**Directions for this task:** Write out every line of the material exactly as it appears.

◆ ◆ ◆ ◆ ◆ ◆ ◆

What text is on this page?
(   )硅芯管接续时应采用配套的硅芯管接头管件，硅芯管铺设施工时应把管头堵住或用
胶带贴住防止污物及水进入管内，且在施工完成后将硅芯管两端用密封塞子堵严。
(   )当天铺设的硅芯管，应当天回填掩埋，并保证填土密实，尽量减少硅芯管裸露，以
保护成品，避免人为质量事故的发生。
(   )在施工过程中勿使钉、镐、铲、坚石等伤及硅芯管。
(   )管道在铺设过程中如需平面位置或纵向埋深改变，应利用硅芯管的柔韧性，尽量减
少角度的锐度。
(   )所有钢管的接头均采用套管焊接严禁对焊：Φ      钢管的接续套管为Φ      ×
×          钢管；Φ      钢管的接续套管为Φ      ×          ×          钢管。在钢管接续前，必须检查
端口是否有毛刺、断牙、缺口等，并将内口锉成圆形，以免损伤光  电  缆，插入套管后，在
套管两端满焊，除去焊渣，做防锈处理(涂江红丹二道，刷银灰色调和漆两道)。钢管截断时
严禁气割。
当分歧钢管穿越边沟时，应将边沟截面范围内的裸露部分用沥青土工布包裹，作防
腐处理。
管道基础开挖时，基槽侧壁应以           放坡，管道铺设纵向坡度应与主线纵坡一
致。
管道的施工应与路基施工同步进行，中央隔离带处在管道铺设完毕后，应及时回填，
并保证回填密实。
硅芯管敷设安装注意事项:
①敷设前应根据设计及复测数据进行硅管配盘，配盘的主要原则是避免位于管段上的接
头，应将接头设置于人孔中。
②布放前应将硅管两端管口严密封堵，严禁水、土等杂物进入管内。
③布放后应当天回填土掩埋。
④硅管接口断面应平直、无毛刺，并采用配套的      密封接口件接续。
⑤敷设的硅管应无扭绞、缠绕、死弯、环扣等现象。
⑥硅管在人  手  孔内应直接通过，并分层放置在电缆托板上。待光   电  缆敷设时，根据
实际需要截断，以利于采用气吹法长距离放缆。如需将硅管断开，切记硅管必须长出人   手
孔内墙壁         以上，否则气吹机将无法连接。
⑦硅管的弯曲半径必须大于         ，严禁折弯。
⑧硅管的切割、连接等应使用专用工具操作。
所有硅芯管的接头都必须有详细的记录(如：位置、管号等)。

◆ ◆ ◆ ◆ ◆ ◆ ◆

**Output of the task:**
What text is on this page?
(   )硅芯管接续时应采用配套的硅芯管接头管件，硅芯管铺设施工时应把管头堵住或用
胶带贴住防止污物及水进入管内，且在施工完成后将硅芯管两端用密封塞子堵严。
(   )当天铺设的硅芯管，应当天回填掩埋，并保证填土密实，尽量减少硅芯管裸露，以
保护成品，避免人为质量事故的发生。
(   )在施工过程中勿使钉、镐、铲、坚石等伤及硅芯管。
(   )管道在铺设过程中如需平面位置或纵向埋深改变，应利用硅芯管的柔韧性，尽量减
少角度的锐度。
(   )所有钢管的接头均采用套管焊接严禁对焊：Φ      钢管的接续套管为Φ      ×
×          钢管；Φ      钢管的接续套管为Φ      ×          ×          钢管。在钢管接续前，必须检查
端口是否有毛刺、断牙、缺口等，并将内口锉成圆形，以免损伤光  电  缆，插入套管后，在
套管两端满焊，除去焊渣，做防锈处理(涂江红丹二道，刷银灰色调和漆两道)。钢管截断时
严禁气割。
当分歧钢管穿越边沟时，应将边沟截面范围内的裸露部分用沥青土工布包裹，作防
腐处理。
管道基础开挖时，基槽侧壁应以           放坡，管道铺设纵向坡度应与主线纵坡一
致。
管道的施工应与路基施工同步进行，中央隔离带处在管道铺设完毕后，应及时回填，
并保证回填密实。
硅芯管敷设安装注意事项:
①敷设前应根据设计及复测数据进行硅管配盘，配盘的主要原则是避免位于管段上的接
头，应将接头设置于人孔中。
②布放前应将硅管两端管口严密封堵，严禁水、土等杂物进入管内。
③布放后应当天回填土掩埋。
④硅管接口断面应平直、无毛刺，并采用配套的      密封接口件接续。
⑤敷设的硅管应无扭绞、缠绕、死弯、环扣等现象。
⑥硅管在人  手  孔内应直接通过，并分层放置在电缆托板上。待光   电  缆敷设时，根据
实际需要截断，以利于采用气吹法长距离放缆。如需将硅管断开，切记硅管必须长出人   手
孔内墙壁         以上，否则气吹机将无法连接。
⑦硅管的弯曲半径必须大于         ，严禁折弯。
⑧硅管的切割、连接等应使用专用工具操作。
所有硅芯管的接头都必须有详细的记录(如：位置、管号等)。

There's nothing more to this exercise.